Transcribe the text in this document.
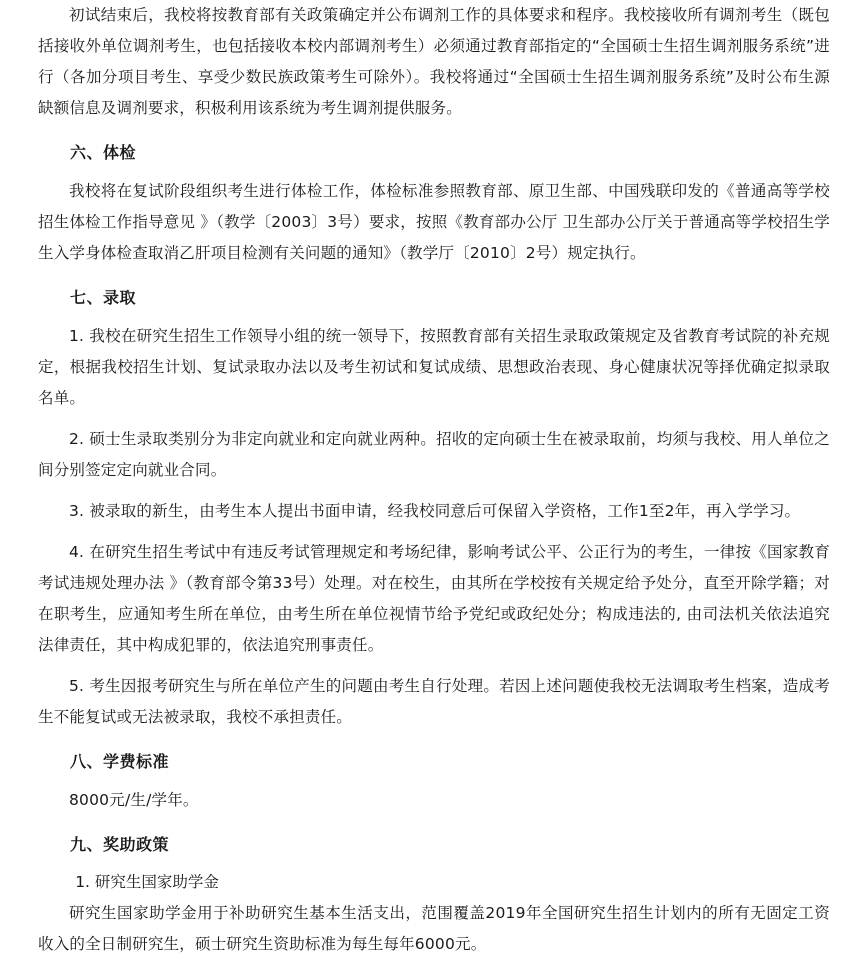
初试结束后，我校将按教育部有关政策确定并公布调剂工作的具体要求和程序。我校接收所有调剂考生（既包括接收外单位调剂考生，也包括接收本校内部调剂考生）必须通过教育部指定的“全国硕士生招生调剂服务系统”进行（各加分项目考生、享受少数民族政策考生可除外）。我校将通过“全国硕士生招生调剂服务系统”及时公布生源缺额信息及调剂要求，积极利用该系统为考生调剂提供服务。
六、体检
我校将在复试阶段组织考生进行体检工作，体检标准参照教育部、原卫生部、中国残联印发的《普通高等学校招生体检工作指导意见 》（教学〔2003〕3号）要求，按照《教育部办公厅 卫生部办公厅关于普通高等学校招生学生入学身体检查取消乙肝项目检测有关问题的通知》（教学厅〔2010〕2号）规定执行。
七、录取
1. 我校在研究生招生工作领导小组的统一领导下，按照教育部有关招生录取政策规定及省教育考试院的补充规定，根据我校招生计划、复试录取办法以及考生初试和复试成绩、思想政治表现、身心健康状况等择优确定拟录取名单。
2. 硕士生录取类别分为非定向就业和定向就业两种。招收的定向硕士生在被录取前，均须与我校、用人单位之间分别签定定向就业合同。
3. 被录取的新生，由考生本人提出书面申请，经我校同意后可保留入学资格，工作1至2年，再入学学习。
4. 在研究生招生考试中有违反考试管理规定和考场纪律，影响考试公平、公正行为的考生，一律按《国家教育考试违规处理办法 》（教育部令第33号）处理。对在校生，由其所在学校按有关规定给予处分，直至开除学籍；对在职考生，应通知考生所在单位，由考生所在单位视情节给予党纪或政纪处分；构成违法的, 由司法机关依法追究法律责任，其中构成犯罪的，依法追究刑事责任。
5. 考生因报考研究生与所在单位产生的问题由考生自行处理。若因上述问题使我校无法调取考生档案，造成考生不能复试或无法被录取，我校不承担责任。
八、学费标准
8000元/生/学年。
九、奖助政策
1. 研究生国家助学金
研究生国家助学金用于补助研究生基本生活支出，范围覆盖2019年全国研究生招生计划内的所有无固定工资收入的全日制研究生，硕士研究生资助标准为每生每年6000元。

**Stated task:** Reproduce the material word for word. Any pictures should be left out of the copy.

**Exercise answer:**
Transcribe the text in this document.
初试结束后，我校将按教育部有关政策确定并公布调剂工作的具体要求和程序。我校接收所有调剂考生（既包括接收外单位调剂考生，也包括接收本校内部调剂考生）必须通过教育部指定的“全国硕士生招生调剂服务系统”进行（各加分项目考生、享受少数民族政策考生可除外）。我校将通过“全国硕士生招生调剂服务系统”及时公布生源缺额信息及调剂要求，积极利用该系统为考生调剂提供服务。
六、体检
我校将在复试阶段组织考生进行体检工作，体检标准参照教育部、原卫生部、中国残联印发的《普通高等学校招生体检工作指导意见 》（教学〔2003〕3号）要求，按照《教育部办公厅 卫生部办公厅关于普通高等学校招生学生入学身体检查取消乙肝项目检测有关问题的通知》（教学厅〔2010〕2号）规定执行。
七、录取
1. 我校在研究生招生工作领导小组的统一领导下，按照教育部有关招生录取政策规定及省教育考试院的补充规定，根据我校招生计划、复试录取办法以及考生初试和复试成绩、思想政治表现、身心健康状况等择优确定拟录取名单。
2. 硕士生录取类别分为非定向就业和定向就业两种。招收的定向硕士生在被录取前，均须与我校、用人单位之间分别签定定向就业合同。
3. 被录取的新生，由考生本人提出书面申请，经我校同意后可保留入学资格，工作1至2年，再入学学习。
4. 在研究生招生考试中有违反考试管理规定和考场纪律，影响考试公平、公正行为的考生，一律按《国家教育考试违规处理办法 》（教育部令第33号）处理。对在校生，由其所在学校按有关规定给予处分，直至开除学籍；对在职考生，应通知考生所在单位，由考生所在单位视情节给予党纪或政纪处分；构成违法的, 由司法机关依法追究法律责任，其中构成犯罪的，依法追究刑事责任。
5. 考生因报考研究生与所在单位产生的问题由考生自行处理。若因上述问题使我校无法调取考生档案，造成考生不能复试或无法被录取，我校不承担责任。
八、学费标准
8000元/生/学年。
九、奖助政策
1. 研究生国家助学金
研究生国家助学金用于补助研究生基本生活支出，范围覆盖2019年全国研究生招生计划内的所有无固定工资收入的全日制研究生，硕士研究生资助标准为每生每年6000元。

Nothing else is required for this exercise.